*What is expected:* Extract every line where the string "Unique" appears.

====== Stored data ======

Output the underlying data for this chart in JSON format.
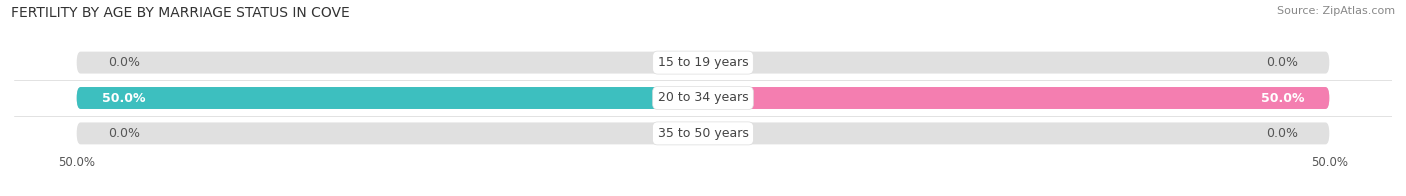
{
  "title": "FERTILITY BY AGE BY MARRIAGE STATUS IN COVE",
  "source": "Source: ZipAtlas.com",
  "categories": [
    "15 to 19 years",
    "20 to 34 years",
    "35 to 50 years"
  ],
  "married_values": [
    0.0,
    50.0,
    0.0
  ],
  "unmarried_values": [
    0.0,
    50.0,
    0.0
  ],
  "max_value": 50.0,
  "married_color": "#3dbfbf",
  "unmarried_color": "#f47eb0",
  "married_bg_color": "#b8e8e8",
  "unmarried_bg_color": "#f8c8d8",
  "bg_bar_color": "#e0e0e0",
  "title_fontsize": 10,
  "source_fontsize": 8,
  "label_fontsize": 9,
  "bar_label_fontsize": 9,
  "legend_fontsize": 9,
  "axis_label_fontsize": 8.5,
  "figure_bg": "#ffffff",
  "bar_height": 0.62,
  "xlim": [
    -55,
    55
  ],
  "xticks": [
    -50.0,
    50.0
  ],
  "xticklabels": [
    "50.0%",
    "50.0%"
  ]
}
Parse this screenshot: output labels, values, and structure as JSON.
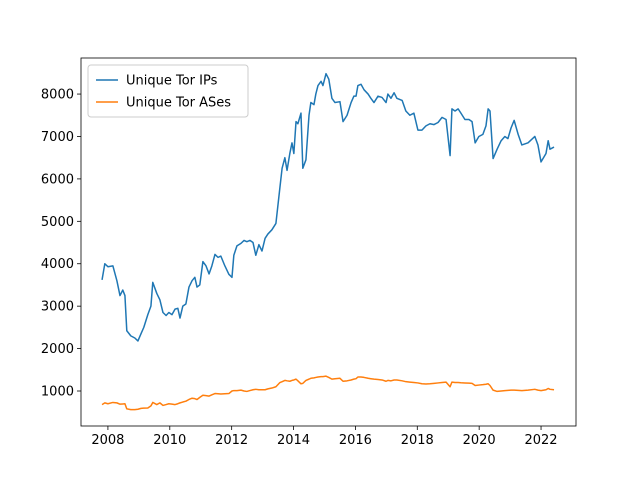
{
  "chart_data": {
    "type": "line",
    "x": [
      2007.81,
      2007.9,
      2008.0,
      2008.16,
      2008.29,
      2008.39,
      2008.48,
      2008.55,
      2008.61,
      2008.74,
      2008.87,
      2008.97,
      2009.07,
      2009.16,
      2009.29,
      2009.39,
      2009.45,
      2009.58,
      2009.68,
      2009.78,
      2009.88,
      2009.97,
      2010.07,
      2010.17,
      2010.26,
      2010.33,
      2010.42,
      2010.52,
      2010.62,
      2010.72,
      2010.81,
      2010.88,
      2010.97,
      2011.07,
      2011.17,
      2011.27,
      2011.36,
      2011.46,
      2011.56,
      2011.65,
      2011.78,
      2011.91,
      2012.01,
      2012.07,
      2012.17,
      2012.3,
      2012.4,
      2012.49,
      2012.59,
      2012.69,
      2012.78,
      2012.88,
      2012.98,
      2013.08,
      2013.17,
      2013.3,
      2013.43,
      2013.56,
      2013.63,
      2013.72,
      2013.79,
      2013.88,
      2013.95,
      2014.01,
      2014.08,
      2014.14,
      2014.24,
      2014.3,
      2014.4,
      2014.5,
      2014.56,
      2014.66,
      2014.72,
      2014.79,
      2014.89,
      2014.95,
      2015.05,
      2015.14,
      2015.24,
      2015.34,
      2015.5,
      2015.6,
      2015.73,
      2015.86,
      2015.95,
      2016.02,
      2016.08,
      2016.18,
      2016.28,
      2016.41,
      2016.5,
      2016.6,
      2016.73,
      2016.86,
      2016.99,
      2017.05,
      2017.15,
      2017.25,
      2017.34,
      2017.51,
      2017.63,
      2017.76,
      2017.89,
      2018.02,
      2018.15,
      2018.28,
      2018.41,
      2018.54,
      2018.67,
      2018.8,
      2018.93,
      2019.06,
      2019.12,
      2019.22,
      2019.32,
      2019.41,
      2019.54,
      2019.67,
      2019.77,
      2019.87,
      2019.99,
      2020.12,
      2020.22,
      2020.29,
      2020.35,
      2020.45,
      2020.58,
      2020.71,
      2020.83,
      2020.93,
      2021.03,
      2021.13,
      2021.26,
      2021.38,
      2021.58,
      2021.8,
      2021.9,
      2022.0,
      2022.16,
      2022.23,
      2022.29,
      2022.42
    ],
    "series": [
      {
        "name": "Unique Tor IPs",
        "color": "#1f77b4",
        "values": [
          3620,
          4000,
          3930,
          3950,
          3600,
          3250,
          3380,
          3250,
          2420,
          2300,
          2250,
          2180,
          2350,
          2500,
          2800,
          3000,
          3560,
          3300,
          3150,
          2850,
          2780,
          2850,
          2800,
          2930,
          2950,
          2720,
          3000,
          3050,
          3450,
          3600,
          3680,
          3450,
          3500,
          4050,
          3950,
          3760,
          3950,
          4220,
          4150,
          4180,
          3950,
          3750,
          3680,
          4200,
          4420,
          4480,
          4550,
          4520,
          4550,
          4500,
          4200,
          4450,
          4300,
          4600,
          4700,
          4800,
          4950,
          5800,
          6250,
          6500,
          6200,
          6600,
          6850,
          6600,
          7350,
          7300,
          7550,
          6250,
          6450,
          7500,
          7800,
          7750,
          8000,
          8200,
          8300,
          8200,
          8480,
          8350,
          7900,
          7800,
          7820,
          7350,
          7500,
          7800,
          7950,
          7950,
          8200,
          8230,
          8100,
          8000,
          7900,
          7800,
          7950,
          7920,
          7800,
          8000,
          7900,
          8030,
          7900,
          7850,
          7600,
          7500,
          7550,
          7150,
          7150,
          7250,
          7300,
          7280,
          7330,
          7450,
          7400,
          6550,
          7650,
          7600,
          7650,
          7550,
          7400,
          7400,
          7350,
          6850,
          7000,
          7050,
          7250,
          7650,
          7600,
          6480,
          6700,
          6900,
          7000,
          6950,
          7200,
          7380,
          7050,
          6800,
          6850,
          7000,
          6800,
          6400,
          6600,
          6900,
          6700,
          6750
        ]
      },
      {
        "name": "Unique Tor ASes",
        "color": "#ff7f0e",
        "values": [
          680,
          720,
          700,
          730,
          720,
          690,
          695,
          700,
          580,
          560,
          560,
          570,
          590,
          595,
          600,
          650,
          730,
          680,
          720,
          660,
          680,
          700,
          690,
          680,
          700,
          720,
          740,
          760,
          800,
          830,
          820,
          800,
          850,
          900,
          890,
          880,
          910,
          940,
          935,
          930,
          935,
          940,
          1000,
          1010,
          1010,
          1020,
          1000,
          990,
          1010,
          1030,
          1040,
          1030,
          1030,
          1030,
          1050,
          1070,
          1100,
          1200,
          1220,
          1250,
          1240,
          1230,
          1250,
          1260,
          1280,
          1240,
          1170,
          1180,
          1250,
          1280,
          1300,
          1310,
          1320,
          1330,
          1340,
          1340,
          1350,
          1320,
          1280,
          1290,
          1300,
          1230,
          1240,
          1260,
          1280,
          1290,
          1330,
          1330,
          1320,
          1300,
          1290,
          1280,
          1270,
          1260,
          1230,
          1250,
          1240,
          1260,
          1260,
          1240,
          1220,
          1210,
          1200,
          1190,
          1170,
          1165,
          1170,
          1180,
          1190,
          1200,
          1210,
          1100,
          1210,
          1200,
          1200,
          1195,
          1190,
          1185,
          1180,
          1130,
          1140,
          1150,
          1160,
          1170,
          1130,
          1020,
          990,
          1000,
          1010,
          1015,
          1020,
          1020,
          1015,
          1010,
          1020,
          1040,
          1020,
          1010,
          1030,
          1060,
          1040,
          1030
        ]
      }
    ],
    "xlim": [
      2007.13,
      2023.13
    ],
    "ylim": [
      175,
      8850
    ],
    "xticks": [
      2008,
      2010,
      2012,
      2014,
      2016,
      2018,
      2020,
      2022
    ],
    "yticks": [
      1000,
      2000,
      3000,
      4000,
      5000,
      6000,
      7000,
      8000
    ],
    "legend": "upper left"
  }
}
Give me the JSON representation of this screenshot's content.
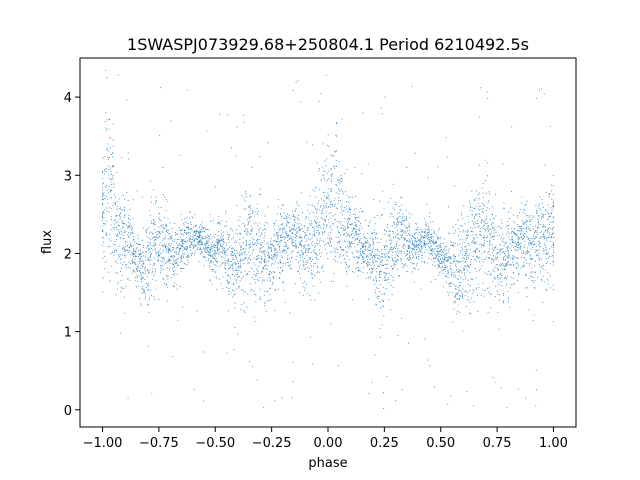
{
  "chart_data": {
    "type": "scatter",
    "title": "1SWASPJ073929.68+250804.1 Period 6210492.5s",
    "xlabel": "phase",
    "ylabel": "flux",
    "xlim": [
      -1.1,
      1.1
    ],
    "ylim": [
      -0.22,
      4.5
    ],
    "xticks": [
      -1.0,
      -0.75,
      -0.5,
      -0.25,
      0.0,
      0.25,
      0.5,
      0.75,
      1.0
    ],
    "xtick_labels": [
      "−1.00",
      "−0.75",
      "−0.50",
      "−0.25",
      "0.00",
      "0.25",
      "0.50",
      "0.75",
      "1.00"
    ],
    "yticks": [
      0,
      1,
      2,
      3,
      4
    ],
    "ytick_labels": [
      "0",
      "1",
      "2",
      "3",
      "4"
    ],
    "grid": false,
    "legend": "none",
    "point_color": "#1f77b4",
    "series": [
      {
        "x": [
          -1.0,
          -0.98,
          -0.96,
          -0.94,
          -0.92,
          -0.9,
          -0.88,
          -0.86,
          -0.84,
          -0.82,
          -0.8,
          -0.78,
          -0.76,
          -0.74,
          -0.72,
          -0.7,
          -0.68,
          -0.66,
          -0.64,
          -0.62,
          -0.6,
          -0.58,
          -0.56,
          -0.54,
          -0.52,
          -0.5,
          -0.48,
          -0.46,
          -0.44,
          -0.42,
          -0.4,
          -0.38,
          -0.36,
          -0.34,
          -0.32,
          -0.3,
          -0.28,
          -0.26,
          -0.24,
          -0.22,
          -0.2,
          -0.18,
          -0.16,
          -0.14,
          -0.12,
          -0.1,
          -0.08,
          -0.06,
          -0.04,
          -0.02,
          0.0,
          0.02,
          0.04,
          0.06,
          0.08,
          0.1,
          0.12,
          0.14,
          0.16,
          0.18,
          0.2,
          0.22,
          0.24,
          0.26,
          0.28,
          0.3,
          0.32,
          0.34,
          0.36,
          0.38,
          0.4,
          0.42,
          0.44,
          0.46,
          0.48,
          0.5,
          0.52,
          0.54,
          0.56,
          0.58,
          0.6,
          0.62,
          0.64,
          0.66,
          0.68,
          0.7,
          0.72,
          0.74,
          0.76,
          0.78,
          0.8,
          0.82,
          0.84,
          0.86,
          0.88,
          0.9,
          0.92,
          0.94,
          0.96,
          0.98,
          1.0
        ],
        "y": [
          2.55,
          2.9,
          2.75,
          2.35,
          2.2,
          2.15,
          2.1,
          2.0,
          1.85,
          1.8,
          1.9,
          2.05,
          2.1,
          2.2,
          2.1,
          1.95,
          1.9,
          2.0,
          2.1,
          2.2,
          2.2,
          2.15,
          2.2,
          2.1,
          2.0,
          2.05,
          2.1,
          2.0,
          1.85,
          1.8,
          1.8,
          1.95,
          2.1,
          2.2,
          2.05,
          2.0,
          1.95,
          1.9,
          2.0,
          2.1,
          2.2,
          2.2,
          2.15,
          2.2,
          2.1,
          2.05,
          2.1,
          2.2,
          2.3,
          2.4,
          2.45,
          2.6,
          2.55,
          2.4,
          2.3,
          2.2,
          2.2,
          2.1,
          2.05,
          2.0,
          2.0,
          1.85,
          1.8,
          1.95,
          2.1,
          2.15,
          2.2,
          2.2,
          2.1,
          2.05,
          2.1,
          2.15,
          2.2,
          2.1,
          2.05,
          2.0,
          1.9,
          1.85,
          1.8,
          1.75,
          1.8,
          1.95,
          2.1,
          2.2,
          2.3,
          2.25,
          2.1,
          2.0,
          1.95,
          1.9,
          2.0,
          2.1,
          2.15,
          2.2,
          2.2,
          2.1,
          2.05,
          2.1,
          2.2,
          2.25,
          2.3
        ],
        "spread": [
          0.55,
          0.9,
          0.8,
          0.6,
          0.45,
          0.45,
          0.4,
          0.35,
          0.3,
          0.35,
          0.45,
          0.5,
          0.55,
          0.5,
          0.45,
          0.4,
          0.35,
          0.35,
          0.3,
          0.25,
          0.2,
          0.2,
          0.2,
          0.2,
          0.25,
          0.25,
          0.3,
          0.35,
          0.4,
          0.45,
          0.5,
          0.5,
          0.55,
          0.6,
          0.55,
          0.5,
          0.45,
          0.45,
          0.45,
          0.45,
          0.4,
          0.4,
          0.35,
          0.35,
          0.4,
          0.45,
          0.5,
          0.55,
          0.6,
          0.7,
          0.75,
          0.8,
          0.75,
          0.6,
          0.5,
          0.45,
          0.4,
          0.35,
          0.3,
          0.35,
          0.4,
          0.5,
          0.55,
          0.5,
          0.45,
          0.45,
          0.4,
          0.35,
          0.3,
          0.25,
          0.2,
          0.2,
          0.25,
          0.2,
          0.2,
          0.2,
          0.25,
          0.3,
          0.45,
          0.5,
          0.5,
          0.55,
          0.55,
          0.6,
          0.65,
          0.6,
          0.55,
          0.5,
          0.45,
          0.45,
          0.45,
          0.45,
          0.4,
          0.4,
          0.45,
          0.5,
          0.5,
          0.5,
          0.55,
          0.55,
          0.55
        ]
      }
    ]
  }
}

======

*Result of the task:*
        "name": "Unique Tor IPs",
        "name": "Unique Tor ASes",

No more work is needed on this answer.